Search the material for the string "一定含有碳酸钠", then return every line where it is found.
□ □ □
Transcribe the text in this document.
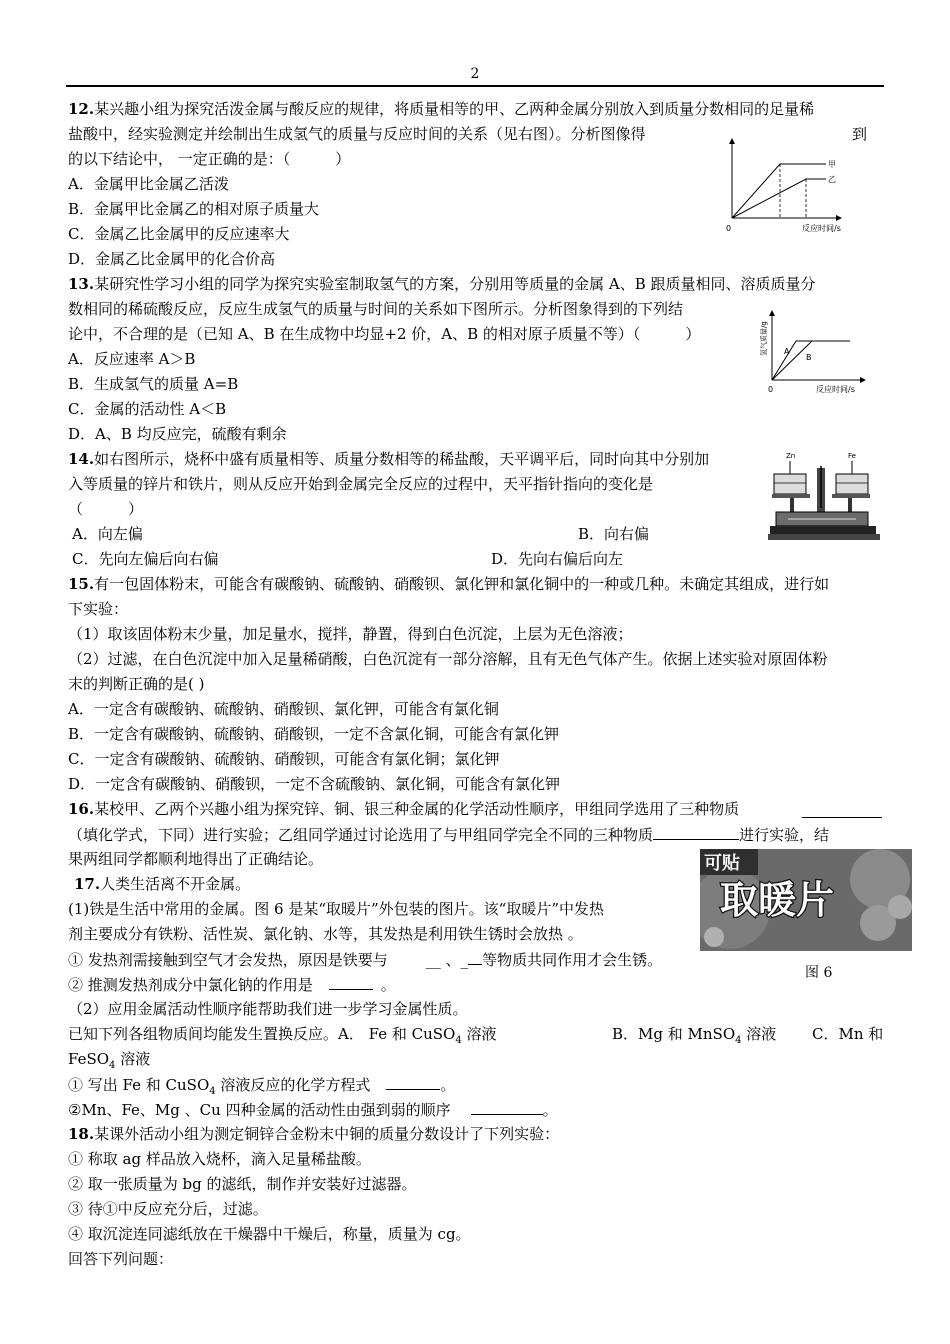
2
12.某兴趣小组为探究活泼金属与酸反应的规律，将质量相等的甲、乙两种金属分别放入到质量分数相同的足量稀
盐酸中，经实验测定并绘制出生成氢气的质量与反应时间的关系（见右图）。分析图像得	到
的以下结论中， 一定正确的是：（　　　）
A．金属甲比金属乙活泼
B．金属甲比金属乙的相对原子质量大
C．金属乙比金属甲的反应速率大
D．金属乙比金属甲的化合价高
甲
乙
0	反应时间/s
13.某研究性学习小组的同学为探究实验室制取氢气的方案，分别用等质量的金属 A、B 跟质量相同、溶质质量分
数相同的稀硫酸反应，反应生成氢气的质量与时间的关系如下图所示。分析图象得到的下列结
论中，不合理的是（已知 A、B 在生成物中均显+2 价，A、B 的相对原子质量不等）（　　　）
A．反应速率 A＞B
B．生成氢气的质量 A=B
C．金属的活动性 A＜B
D．A、B 均反应完，硫酸有剩余
A
B
0	反应时间/s
氢气质量/g
14.如右图所示，烧杯中盛有质量相等、质量分数相等的稀盐酸，天平调平后，同时向其中分别加
入等质量的锌片和铁片，则从反应开始到金属完全反应的过程中，天平指针指向的变化是
（　　　）
A．向左偏	B．向右偏
C．先向左偏后向右偏	D．先向右偏后向左
Zn	Fe
15.有一包固体粉末，可能含有碳酸钠、硫酸钠、硝酸钡、氯化钾和氯化铜中的一种或几种。未确定其组成，进行如
下实验：
（1）取该固体粉末少量，加足量水，搅拌，静置，得到白色沉淀，上层为无色溶液；
（2）过滤，在白色沉淀中加入足量稀硝酸，白色沉淀有一部分溶解，且有无色气体产生。依据上述实验对原固体粉
末的判断正确的是( )
A．一定含有碳酸钠、硫酸钠、硝酸钡、氯化钾，可能含有氯化铜
B．一定含有碳酸钠、硫酸钠、硝酸钡，一定不含氯化铜，可能含有氯化钾
C．一定含有碳酸钠、硫酸钠、硝酸钡，可能含有氯化铜；氯化钾
D．一定含有碳酸钠、硝酸钡，一定不含硫酸钠、氯化铜，可能含有氯化钾
16.某校甲、乙两个兴趣小组为探究锌、铜、银三种金属的化学活动性顺序，甲组同学选用了三种物质
（填化学式，下同）进行实验；乙组同学通过讨论选用了与甲组同学完全不同的三种物质	进行实验，结
果两组同学都顺利地得出了正确结论。
17.人类生活离不开金属。
(1)铁是生活中常用的金属。图 6 是某“取暖片”外包装的图片。该“取暖片”中发热
剂主要成分有铁粉、活性炭、氯化钠、水等，其发热是利用铁生锈时会放热 。
① 发热剂需接触到空气才会发热，原因是铁要与	__ 、_ 等物质共同作用才会生锈。
② 推测发热剂成分中氯化钠的作用是	。
（2）应用金属活动性顺序能帮助我们进一步学习金属性质。
已知下列各组物质间均能发生置换反应。A． Fe 和 CuSO$_4$ 溶液	B．Mg 和 MnSO$_4$ 溶液 C．Mn 和
FeSO$_4$ 溶液
① 写出 Fe 和 CuSO$_4$ 溶液反应的化学方程式	。
②Mn、Fe、Mg 、Cu 四种金属的活动性由强到弱的顺序	。
可贴
取暖片
图 6
18.某课外活动小组为测定铜锌合金粉末中铜的质量分数设计了下列实验：
① 称取 ag 样品放入烧杯，滴入足量稀盐酸。
② 取一张质量为 bg 的滤纸，制作并安装好过滤器。
③ 待①中反应充分后，过滤。
④ 取沉淀连同滤纸放在干燥器中干燥后，称量，质量为 cg。
回答下列问题：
□ □ □
Problem solution:
A．一定含有碳酸钠、硫酸钠、硝酸钡、氯化钾，可能含有氯化铜
B．一定含有碳酸钠、硫酸钠、硝酸钡，一定不含氯化铜，可能含有氯化钾
C．一定含有碳酸钠、硫酸钠、硝酸钡，可能含有氯化铜；氯化钾
D．一定含有碳酸钠、硝酸钡，一定不含硫酸钠、氯化铜，可能含有氯化钾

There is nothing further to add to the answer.